- [DATA TO USE]
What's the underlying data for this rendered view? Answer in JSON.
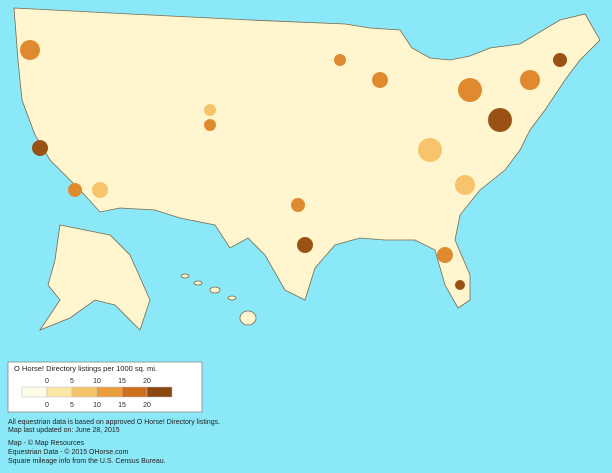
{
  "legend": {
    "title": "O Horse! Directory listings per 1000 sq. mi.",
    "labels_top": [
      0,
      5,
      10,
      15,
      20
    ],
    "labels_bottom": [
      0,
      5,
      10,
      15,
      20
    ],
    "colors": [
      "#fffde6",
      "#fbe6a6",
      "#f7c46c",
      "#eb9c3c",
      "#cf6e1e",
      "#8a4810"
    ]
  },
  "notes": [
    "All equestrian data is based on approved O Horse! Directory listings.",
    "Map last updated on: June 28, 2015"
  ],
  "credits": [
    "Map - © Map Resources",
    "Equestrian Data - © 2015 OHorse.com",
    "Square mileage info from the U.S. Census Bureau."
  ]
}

- [EXERCISE] Which lines hold the word "Directory"? Return all of them from the records above.

- [EXPECTED ANSWER]
    "title": "O Horse! Directory listings per 1000 sq. mi.",
    "All equestrian data is based on approved O Horse! Directory listings.",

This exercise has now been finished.